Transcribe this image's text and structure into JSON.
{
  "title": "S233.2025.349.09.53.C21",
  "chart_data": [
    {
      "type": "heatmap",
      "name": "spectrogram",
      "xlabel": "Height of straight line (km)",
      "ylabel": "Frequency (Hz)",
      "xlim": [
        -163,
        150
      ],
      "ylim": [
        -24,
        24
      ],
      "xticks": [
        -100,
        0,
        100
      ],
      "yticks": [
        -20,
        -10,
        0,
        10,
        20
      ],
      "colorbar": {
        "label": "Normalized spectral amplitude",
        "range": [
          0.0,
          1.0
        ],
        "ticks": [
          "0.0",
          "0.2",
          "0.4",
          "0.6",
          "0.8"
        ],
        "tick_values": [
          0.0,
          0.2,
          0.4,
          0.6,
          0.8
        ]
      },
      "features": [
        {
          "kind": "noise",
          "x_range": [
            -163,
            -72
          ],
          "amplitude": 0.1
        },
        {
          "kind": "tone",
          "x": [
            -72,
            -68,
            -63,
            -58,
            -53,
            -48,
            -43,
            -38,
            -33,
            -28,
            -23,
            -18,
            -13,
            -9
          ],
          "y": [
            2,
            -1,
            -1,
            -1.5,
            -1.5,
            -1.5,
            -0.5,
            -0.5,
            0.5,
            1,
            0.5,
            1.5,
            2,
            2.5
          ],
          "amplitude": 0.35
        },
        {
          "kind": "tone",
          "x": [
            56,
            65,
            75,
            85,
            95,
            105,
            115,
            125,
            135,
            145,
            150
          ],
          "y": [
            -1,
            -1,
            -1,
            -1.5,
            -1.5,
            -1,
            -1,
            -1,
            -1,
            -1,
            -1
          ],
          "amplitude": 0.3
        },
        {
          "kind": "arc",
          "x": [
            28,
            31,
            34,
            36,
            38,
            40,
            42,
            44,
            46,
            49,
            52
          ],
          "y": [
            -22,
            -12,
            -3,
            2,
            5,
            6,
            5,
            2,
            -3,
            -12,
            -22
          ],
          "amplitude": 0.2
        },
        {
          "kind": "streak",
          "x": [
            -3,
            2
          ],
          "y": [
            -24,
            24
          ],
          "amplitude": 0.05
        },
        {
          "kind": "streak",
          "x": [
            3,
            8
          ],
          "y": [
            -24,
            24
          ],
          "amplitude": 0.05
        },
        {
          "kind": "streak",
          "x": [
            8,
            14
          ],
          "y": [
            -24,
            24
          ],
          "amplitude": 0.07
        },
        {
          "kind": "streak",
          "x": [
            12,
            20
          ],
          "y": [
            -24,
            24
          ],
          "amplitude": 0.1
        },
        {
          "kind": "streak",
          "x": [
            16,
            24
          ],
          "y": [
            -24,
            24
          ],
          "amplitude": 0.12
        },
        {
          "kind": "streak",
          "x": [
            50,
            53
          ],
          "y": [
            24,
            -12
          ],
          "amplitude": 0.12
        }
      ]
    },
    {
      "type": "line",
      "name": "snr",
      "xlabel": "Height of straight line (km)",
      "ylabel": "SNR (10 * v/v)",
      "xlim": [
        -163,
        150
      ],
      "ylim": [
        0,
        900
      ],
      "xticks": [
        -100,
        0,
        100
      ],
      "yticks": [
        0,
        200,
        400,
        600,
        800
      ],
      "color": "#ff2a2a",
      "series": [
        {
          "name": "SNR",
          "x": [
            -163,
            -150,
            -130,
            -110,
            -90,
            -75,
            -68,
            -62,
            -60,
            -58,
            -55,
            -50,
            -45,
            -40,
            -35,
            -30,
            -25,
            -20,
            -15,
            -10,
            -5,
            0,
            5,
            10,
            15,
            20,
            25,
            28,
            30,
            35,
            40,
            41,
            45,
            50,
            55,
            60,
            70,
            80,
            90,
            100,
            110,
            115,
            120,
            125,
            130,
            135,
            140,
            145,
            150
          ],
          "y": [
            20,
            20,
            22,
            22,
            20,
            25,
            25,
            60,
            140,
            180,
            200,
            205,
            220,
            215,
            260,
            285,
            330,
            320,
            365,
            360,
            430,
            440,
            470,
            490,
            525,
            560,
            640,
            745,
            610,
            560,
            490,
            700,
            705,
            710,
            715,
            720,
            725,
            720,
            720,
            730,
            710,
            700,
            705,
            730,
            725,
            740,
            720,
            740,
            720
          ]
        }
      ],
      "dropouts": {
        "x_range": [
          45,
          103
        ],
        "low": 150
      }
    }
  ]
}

What you should do:
Give back all the records exactly as they stand.

Answer for the task:
Transcribe this image's text and structure into JSON.
{
  "title": "S233.2025.349.09.53.C21",
  "chart_data": [
    {
      "type": "heatmap",
      "name": "spectrogram",
      "xlabel": "Height of straight line (km)",
      "ylabel": "Frequency (Hz)",
      "xlim": [
        -163,
        150
      ],
      "ylim": [
        -24,
        24
      ],
      "xticks": [
        -100,
        0,
        100
      ],
      "yticks": [
        -20,
        -10,
        0,
        10,
        20
      ],
      "colorbar": {
        "label": "Normalized spectral amplitude",
        "range": [
          0.0,
          1.0
        ],
        "ticks": [
          "0.0",
          "0.2",
          "0.4",
          "0.6",
          "0.8"
        ],
        "tick_values": [
          0.0,
          0.2,
          0.4,
          0.6,
          0.8
        ]
      },
      "features": [
        {
          "kind": "noise",
          "x_range": [
            -163,
            -72
          ],
          "amplitude": 0.1
        },
        {
          "kind": "tone",
          "x": [
            -72,
            -68,
            -63,
            -58,
            -53,
            -48,
            -43,
            -38,
            -33,
            -28,
            -23,
            -18,
            -13,
            -9
          ],
          "y": [
            2,
            -1,
            -1,
            -1.5,
            -1.5,
            -1.5,
            -0.5,
            -0.5,
            0.5,
            1,
            0.5,
            1.5,
            2,
            2.5
          ],
          "amplitude": 0.35
        },
        {
          "kind": "tone",
          "x": [
            56,
            65,
            75,
            85,
            95,
            105,
            115,
            125,
            135,
            145,
            150
          ],
          "y": [
            -1,
            -1,
            -1,
            -1.5,
            -1.5,
            -1,
            -1,
            -1,
            -1,
            -1,
            -1
          ],
          "amplitude": 0.3
        },
        {
          "kind": "arc",
          "x": [
            28,
            31,
            34,
            36,
            38,
            40,
            42,
            44,
            46,
            49,
            52
          ],
          "y": [
            -22,
            -12,
            -3,
            2,
            5,
            6,
            5,
            2,
            -3,
            -12,
            -22
          ],
          "amplitude": 0.2
        },
        {
          "kind": "streak",
          "x": [
            -3,
            2
          ],
          "y": [
            -24,
            24
          ],
          "amplitude": 0.05
        },
        {
          "kind": "streak",
          "x": [
            3,
            8
          ],
          "y": [
            -24,
            24
          ],
          "amplitude": 0.05
        },
        {
          "kind": "streak",
          "x": [
            8,
            14
          ],
          "y": [
            -24,
            24
          ],
          "amplitude": 0.07
        },
        {
          "kind": "streak",
          "x": [
            12,
            20
          ],
          "y": [
            -24,
            24
          ],
          "amplitude": 0.1
        },
        {
          "kind": "streak",
          "x": [
            16,
            24
          ],
          "y": [
            -24,
            24
          ],
          "amplitude": 0.12
        },
        {
          "kind": "streak",
          "x": [
            50,
            53
          ],
          "y": [
            24,
            -12
          ],
          "amplitude": 0.12
        }
      ]
    },
    {
      "type": "line",
      "name": "snr",
      "xlabel": "Height of straight line (km)",
      "ylabel": "SNR (10 * v/v)",
      "xlim": [
        -163,
        150
      ],
      "ylim": [
        0,
        900
      ],
      "xticks": [
        -100,
        0,
        100
      ],
      "yticks": [
        0,
        200,
        400,
        600,
        800
      ],
      "color": "#ff2a2a",
      "series": [
        {
          "name": "SNR",
          "x": [
            -163,
            -150,
            -130,
            -110,
            -90,
            -75,
            -68,
            -62,
            -60,
            -58,
            -55,
            -50,
            -45,
            -40,
            -35,
            -30,
            -25,
            -20,
            -15,
            -10,
            -5,
            0,
            5,
            10,
            15,
            20,
            25,
            28,
            30,
            35,
            40,
            41,
            45,
            50,
            55,
            60,
            70,
            80,
            90,
            100,
            110,
            115,
            120,
            125,
            130,
            135,
            140,
            145,
            150
          ],
          "y": [
            20,
            20,
            22,
            22,
            20,
            25,
            25,
            60,
            140,
            180,
            200,
            205,
            220,
            215,
            260,
            285,
            330,
            320,
            365,
            360,
            430,
            440,
            470,
            490,
            525,
            560,
            640,
            745,
            610,
            560,
            490,
            700,
            705,
            710,
            715,
            720,
            725,
            720,
            720,
            730,
            710,
            700,
            705,
            730,
            725,
            740,
            720,
            740,
            720
          ]
        }
      ],
      "dropouts": {
        "x_range": [
          45,
          103
        ],
        "low": 150
      }
    }
  ]
}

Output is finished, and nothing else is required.